**Task description:** Work out the number of lines in the listing that include the string "Результаты". Reply with that number alone.

**Information shown:**

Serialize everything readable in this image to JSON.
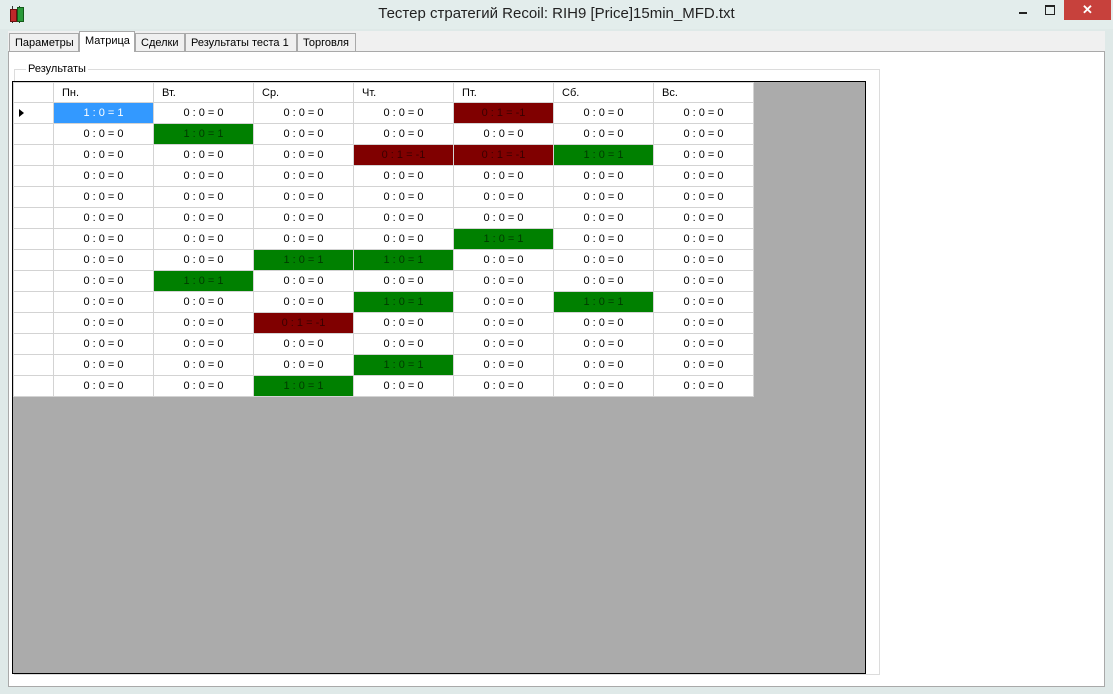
{
  "window": {
    "title": "Тестер стратегий Recoil: RIH9 [Price]15min_MFD.txt",
    "close_glyph": "✕"
  },
  "tabs": [
    {
      "label": "Параметры"
    },
    {
      "label": "Матрица"
    },
    {
      "label": "Сделки"
    },
    {
      "label": "Результаты теста 1"
    },
    {
      "label": "Торговля"
    }
  ],
  "group": {
    "label": "Результаты"
  },
  "grid": {
    "columns": [
      "Пн.",
      "Вт.",
      "Ср.",
      "Чт.",
      "Пт.",
      "Сб.",
      "Вс."
    ],
    "rows": [
      [
        "1 : 0 = 1",
        "0 : 0 = 0",
        "0 : 0 = 0",
        "0 : 0 = 0",
        "0 : 1 = -1",
        "0 : 0 = 0",
        "0 : 0 = 0"
      ],
      [
        "0 : 0 = 0",
        "1 : 0 = 1",
        "0 : 0 = 0",
        "0 : 0 = 0",
        "0 : 0 = 0",
        "0 : 0 = 0",
        "0 : 0 = 0"
      ],
      [
        "0 : 0 = 0",
        "0 : 0 = 0",
        "0 : 0 = 0",
        "0 : 1 = -1",
        "0 : 1 = -1",
        "1 : 0 = 1",
        "0 : 0 = 0"
      ],
      [
        "0 : 0 = 0",
        "0 : 0 = 0",
        "0 : 0 = 0",
        "0 : 0 = 0",
        "0 : 0 = 0",
        "0 : 0 = 0",
        "0 : 0 = 0"
      ],
      [
        "0 : 0 = 0",
        "0 : 0 = 0",
        "0 : 0 = 0",
        "0 : 0 = 0",
        "0 : 0 = 0",
        "0 : 0 = 0",
        "0 : 0 = 0"
      ],
      [
        "0 : 0 = 0",
        "0 : 0 = 0",
        "0 : 0 = 0",
        "0 : 0 = 0",
        "0 : 0 = 0",
        "0 : 0 = 0",
        "0 : 0 = 0"
      ],
      [
        "0 : 0 = 0",
        "0 : 0 = 0",
        "0 : 0 = 0",
        "0 : 0 = 0",
        "1 : 0 = 1",
        "0 : 0 = 0",
        "0 : 0 = 0"
      ],
      [
        "0 : 0 = 0",
        "0 : 0 = 0",
        "1 : 0 = 1",
        "1 : 0 = 1",
        "0 : 0 = 0",
        "0 : 0 = 0",
        "0 : 0 = 0"
      ],
      [
        "0 : 0 = 0",
        "1 : 0 = 1",
        "0 : 0 = 0",
        "0 : 0 = 0",
        "0 : 0 = 0",
        "0 : 0 = 0",
        "0 : 0 = 0"
      ],
      [
        "0 : 0 = 0",
        "0 : 0 = 0",
        "0 : 0 = 0",
        "1 : 0 = 1",
        "0 : 0 = 0",
        "1 : 0 = 1",
        "0 : 0 = 0"
      ],
      [
        "0 : 0 = 0",
        "0 : 0 = 0",
        "0 : 1 = -1",
        "0 : 0 = 0",
        "0 : 0 = 0",
        "0 : 0 = 0",
        "0 : 0 = 0"
      ],
      [
        "0 : 0 = 0",
        "0 : 0 = 0",
        "0 : 0 = 0",
        "0 : 0 = 0",
        "0 : 0 = 0",
        "0 : 0 = 0",
        "0 : 0 = 0"
      ],
      [
        "0 : 0 = 0",
        "0 : 0 = 0",
        "0 : 0 = 0",
        "1 : 0 = 1",
        "0 : 0 = 0",
        "0 : 0 = 0",
        "0 : 0 = 0"
      ],
      [
        "0 : 0 = 0",
        "0 : 0 = 0",
        "1 : 0 = 1",
        "0 : 0 = 0",
        "0 : 0 = 0",
        "0 : 0 = 0",
        "0 : 0 = 0"
      ]
    ],
    "colors": {
      "win": "#008000",
      "loss": "#800000",
      "selected": "#3399ff",
      "empty_area": "#ababab"
    }
  }
}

**The output:** 2